* Start *

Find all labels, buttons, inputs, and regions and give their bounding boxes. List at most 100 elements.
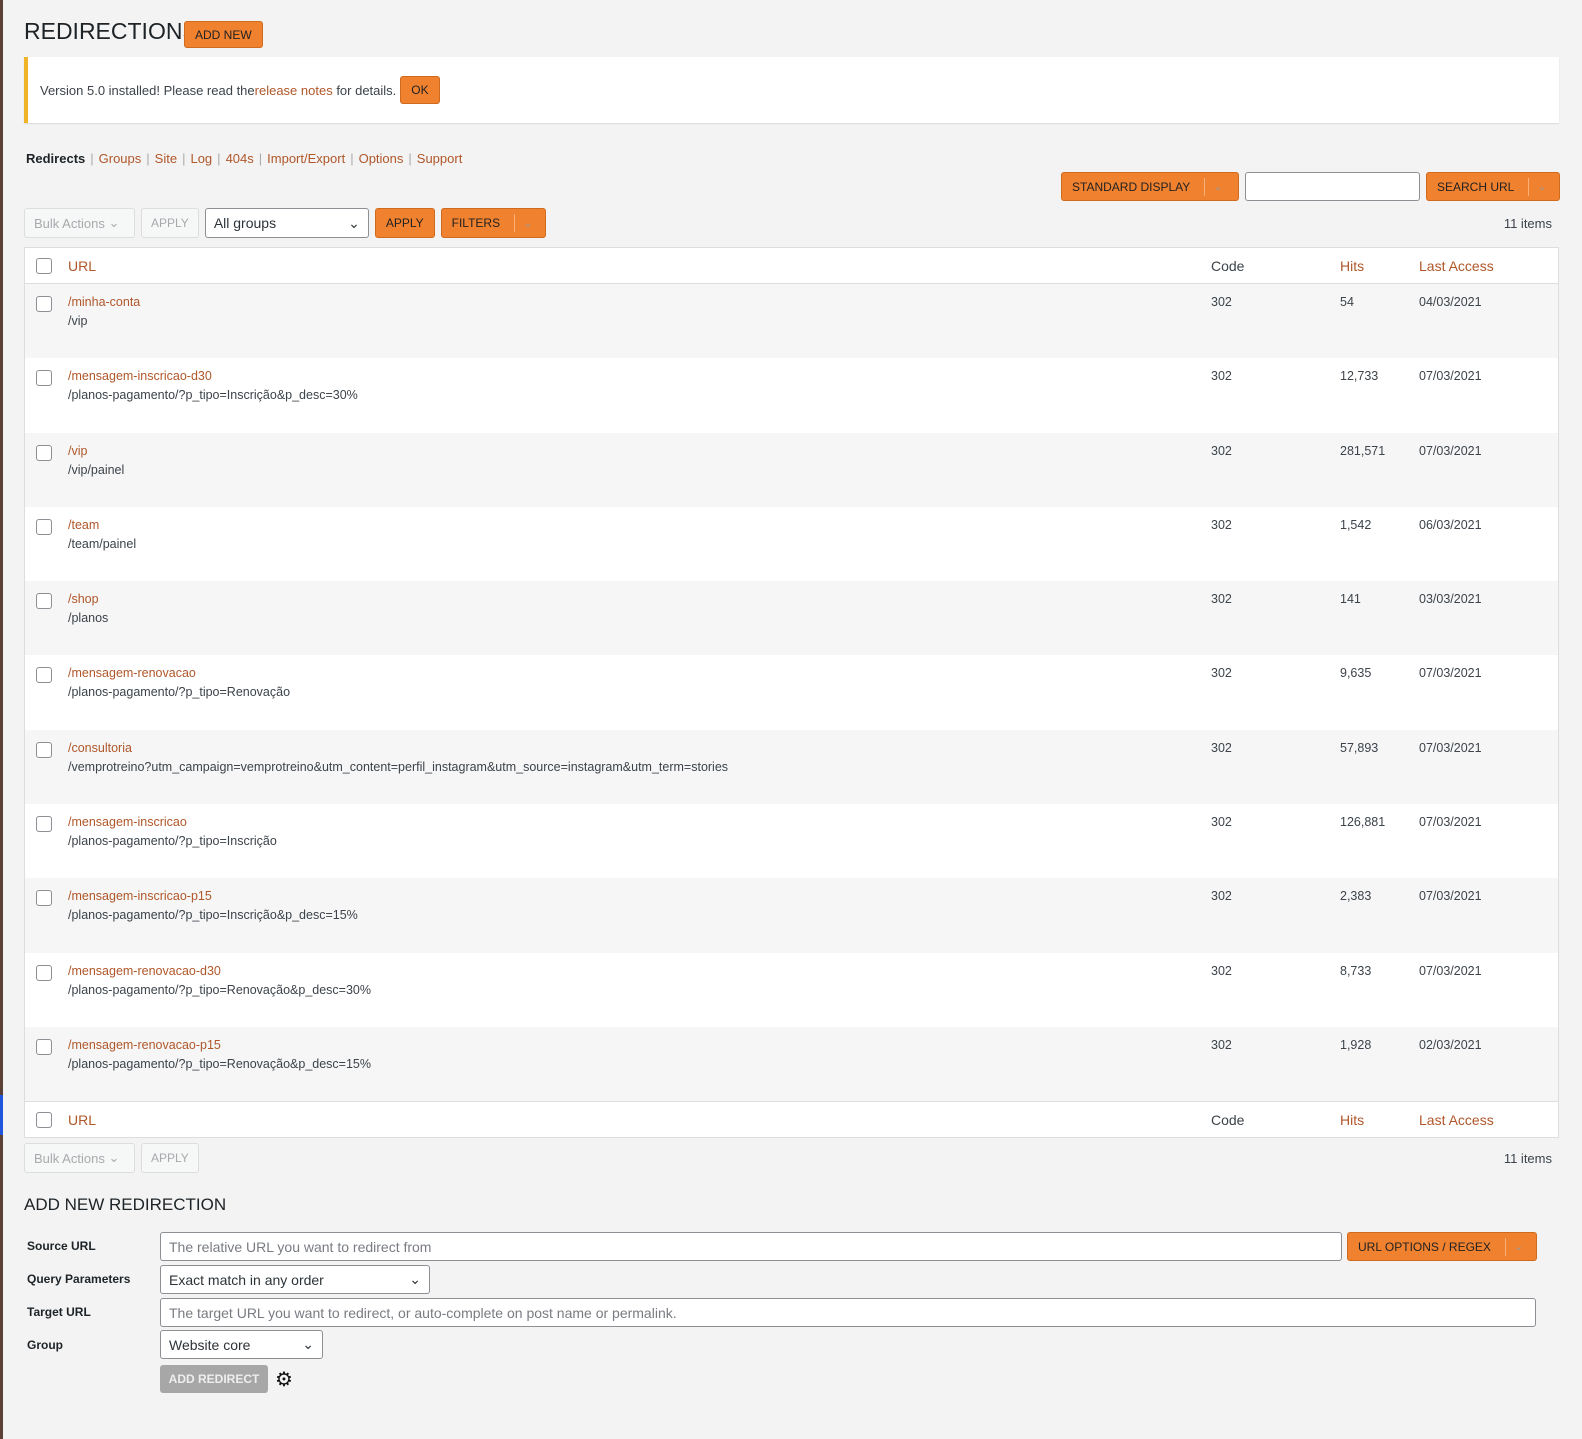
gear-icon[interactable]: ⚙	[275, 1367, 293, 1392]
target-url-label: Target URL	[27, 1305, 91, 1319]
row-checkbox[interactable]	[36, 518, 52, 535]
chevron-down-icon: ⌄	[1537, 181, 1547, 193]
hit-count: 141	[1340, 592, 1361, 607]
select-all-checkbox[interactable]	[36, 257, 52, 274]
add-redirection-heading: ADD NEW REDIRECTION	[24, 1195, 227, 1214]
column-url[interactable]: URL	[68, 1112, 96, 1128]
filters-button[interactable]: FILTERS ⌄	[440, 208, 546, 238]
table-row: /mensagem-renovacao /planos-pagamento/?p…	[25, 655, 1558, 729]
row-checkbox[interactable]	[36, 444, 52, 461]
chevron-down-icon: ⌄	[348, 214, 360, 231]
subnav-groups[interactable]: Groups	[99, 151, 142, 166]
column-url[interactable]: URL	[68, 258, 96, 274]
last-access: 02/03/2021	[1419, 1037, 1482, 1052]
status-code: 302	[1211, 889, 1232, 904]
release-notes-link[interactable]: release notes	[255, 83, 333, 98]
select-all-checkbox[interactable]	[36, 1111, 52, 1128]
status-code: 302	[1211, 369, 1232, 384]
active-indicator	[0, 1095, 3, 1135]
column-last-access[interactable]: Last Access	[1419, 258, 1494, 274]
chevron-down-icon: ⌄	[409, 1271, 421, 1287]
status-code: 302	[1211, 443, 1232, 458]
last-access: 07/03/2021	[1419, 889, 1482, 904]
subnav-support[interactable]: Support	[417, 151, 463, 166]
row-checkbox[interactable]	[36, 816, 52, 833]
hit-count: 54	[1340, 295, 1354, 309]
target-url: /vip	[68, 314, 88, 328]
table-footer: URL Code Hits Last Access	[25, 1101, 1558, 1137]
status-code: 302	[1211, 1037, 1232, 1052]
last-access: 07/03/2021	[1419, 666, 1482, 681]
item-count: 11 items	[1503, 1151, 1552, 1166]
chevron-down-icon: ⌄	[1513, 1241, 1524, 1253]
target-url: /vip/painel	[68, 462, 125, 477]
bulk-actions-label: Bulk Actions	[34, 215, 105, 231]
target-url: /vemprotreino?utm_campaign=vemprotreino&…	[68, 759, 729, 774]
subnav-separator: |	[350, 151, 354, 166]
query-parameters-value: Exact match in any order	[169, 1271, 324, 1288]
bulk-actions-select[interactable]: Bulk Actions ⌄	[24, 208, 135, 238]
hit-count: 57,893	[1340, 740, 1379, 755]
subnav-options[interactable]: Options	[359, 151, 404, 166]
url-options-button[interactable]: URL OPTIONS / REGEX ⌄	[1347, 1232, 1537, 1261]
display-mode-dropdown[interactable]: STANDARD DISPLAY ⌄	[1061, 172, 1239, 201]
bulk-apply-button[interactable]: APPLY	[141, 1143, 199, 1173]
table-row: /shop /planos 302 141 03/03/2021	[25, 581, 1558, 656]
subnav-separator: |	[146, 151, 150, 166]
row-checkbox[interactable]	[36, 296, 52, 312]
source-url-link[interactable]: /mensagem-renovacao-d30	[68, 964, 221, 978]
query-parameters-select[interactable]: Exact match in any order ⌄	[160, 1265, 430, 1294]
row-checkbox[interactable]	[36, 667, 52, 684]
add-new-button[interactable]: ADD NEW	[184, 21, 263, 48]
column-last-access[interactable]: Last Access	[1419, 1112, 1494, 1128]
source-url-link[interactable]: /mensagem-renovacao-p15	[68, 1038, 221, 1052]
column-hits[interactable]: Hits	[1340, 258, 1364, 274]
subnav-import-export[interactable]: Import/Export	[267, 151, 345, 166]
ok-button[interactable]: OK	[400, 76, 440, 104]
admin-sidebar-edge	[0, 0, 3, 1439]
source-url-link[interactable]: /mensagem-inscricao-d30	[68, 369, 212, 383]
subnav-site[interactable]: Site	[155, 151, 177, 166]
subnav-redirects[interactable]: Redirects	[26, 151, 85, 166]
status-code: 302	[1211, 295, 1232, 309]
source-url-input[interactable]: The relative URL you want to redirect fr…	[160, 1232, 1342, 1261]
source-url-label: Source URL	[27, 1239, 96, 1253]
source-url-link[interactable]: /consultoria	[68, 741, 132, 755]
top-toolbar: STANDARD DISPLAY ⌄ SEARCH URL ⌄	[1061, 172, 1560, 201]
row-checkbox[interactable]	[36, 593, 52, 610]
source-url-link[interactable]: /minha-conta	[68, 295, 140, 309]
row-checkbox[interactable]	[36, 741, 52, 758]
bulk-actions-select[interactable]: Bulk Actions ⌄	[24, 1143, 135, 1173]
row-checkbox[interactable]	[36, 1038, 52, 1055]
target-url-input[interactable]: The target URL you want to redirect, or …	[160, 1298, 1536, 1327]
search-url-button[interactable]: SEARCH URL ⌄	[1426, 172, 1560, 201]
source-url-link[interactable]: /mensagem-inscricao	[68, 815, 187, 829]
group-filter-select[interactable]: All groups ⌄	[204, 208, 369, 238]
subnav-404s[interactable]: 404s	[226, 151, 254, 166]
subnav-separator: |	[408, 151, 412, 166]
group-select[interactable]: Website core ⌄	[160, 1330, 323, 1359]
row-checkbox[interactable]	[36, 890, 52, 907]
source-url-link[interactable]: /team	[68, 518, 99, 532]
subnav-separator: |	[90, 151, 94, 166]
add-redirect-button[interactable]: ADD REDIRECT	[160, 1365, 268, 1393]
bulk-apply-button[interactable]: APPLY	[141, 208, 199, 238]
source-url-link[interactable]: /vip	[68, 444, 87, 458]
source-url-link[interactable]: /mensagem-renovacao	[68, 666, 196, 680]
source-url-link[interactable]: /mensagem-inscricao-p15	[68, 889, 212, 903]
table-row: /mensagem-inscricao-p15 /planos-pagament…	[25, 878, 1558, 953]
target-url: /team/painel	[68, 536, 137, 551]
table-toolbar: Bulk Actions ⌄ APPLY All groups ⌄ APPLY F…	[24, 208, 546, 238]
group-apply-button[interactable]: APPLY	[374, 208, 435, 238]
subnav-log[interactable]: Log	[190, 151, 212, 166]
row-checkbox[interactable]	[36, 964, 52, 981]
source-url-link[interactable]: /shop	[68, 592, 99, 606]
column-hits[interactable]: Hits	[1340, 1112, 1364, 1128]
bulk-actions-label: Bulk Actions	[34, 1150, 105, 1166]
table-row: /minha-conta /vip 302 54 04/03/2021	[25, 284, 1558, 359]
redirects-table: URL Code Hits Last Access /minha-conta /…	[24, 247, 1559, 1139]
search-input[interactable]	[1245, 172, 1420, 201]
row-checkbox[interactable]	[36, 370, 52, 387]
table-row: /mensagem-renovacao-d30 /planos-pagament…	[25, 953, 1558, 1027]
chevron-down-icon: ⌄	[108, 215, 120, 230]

* End *
* Start *

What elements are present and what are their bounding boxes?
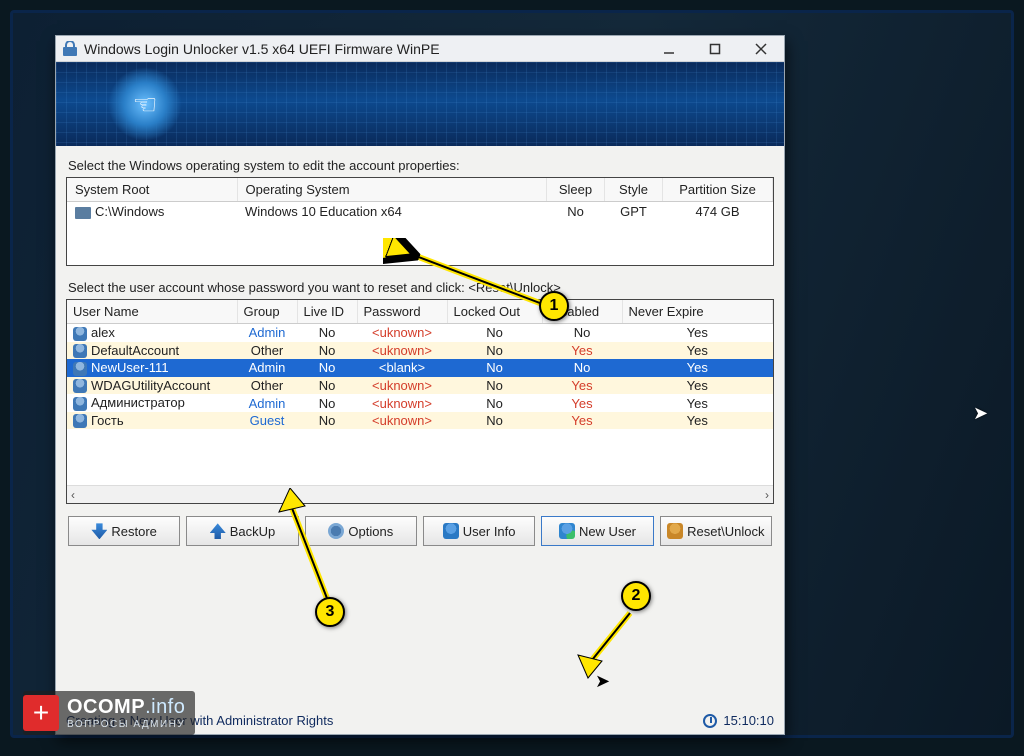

* End *
* Start *

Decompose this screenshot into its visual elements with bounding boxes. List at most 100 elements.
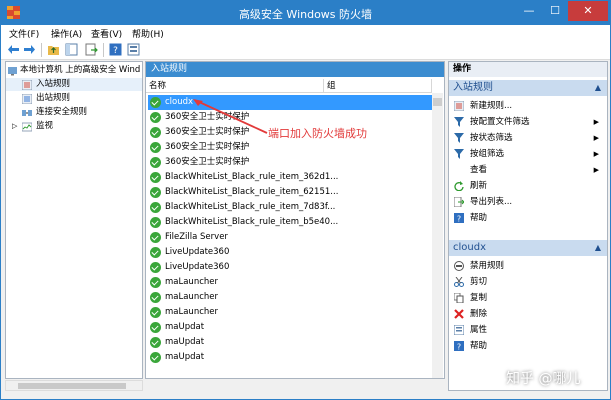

* End *

** What is expected **
Lay out everything from the line containing "Find all labels, buttons, inputs, and" down to the line containing "1111, 52, 1128]" as a two-column CSV with the headers instruction and output. Give one row per entry, with its text and its answer each in a single quoted field, line breaks replaced by spaces, and the pictures left out.

** Solution **
instruction,output
"Find all labels, buttons, inputs, and regions and give their bounding boxes. List at most 100 elements.","gear-icon[interactable]: ⚙	[275, 1367, 293, 1392] target-url-label: Target URL	[27, 1305, 91, 1319] row-checkbox[interactable]	[36, 518, 52, 535] chevron-down-icon: ⌄	[1537, 181, 1547, 193] hit-count: 141	[1340, 592, 1361, 607] select-all-checkbox[interactable]	[36, 257, 52, 274] add-redirection-heading: ADD NEW REDIRECTION	[24, 1195, 227, 1214] column-url[interactable]: URL	[68, 1112, 96, 1128] filters-button[interactable]: FILTERS ⌄	[440, 208, 546, 238] table-row: /mensagem-renovacao /planos-pagamento/?p…	[25, 655, 1558, 729] row-checkbox[interactable]	[36, 444, 52, 461] chevron-down-icon: ⌄	[348, 214, 360, 231] subnav-groups[interactable]: Groups	[99, 151, 142, 166] column-url[interactable]: URL	[68, 258, 96, 274] last-access: 02/03/2021	[1419, 1037, 1482, 1052] status-code: 302	[1211, 889, 1232, 904] release-notes-link[interactable]: release notes	[255, 83, 333, 98] select-all-checkbox[interactable]	[36, 1111, 52, 1128]"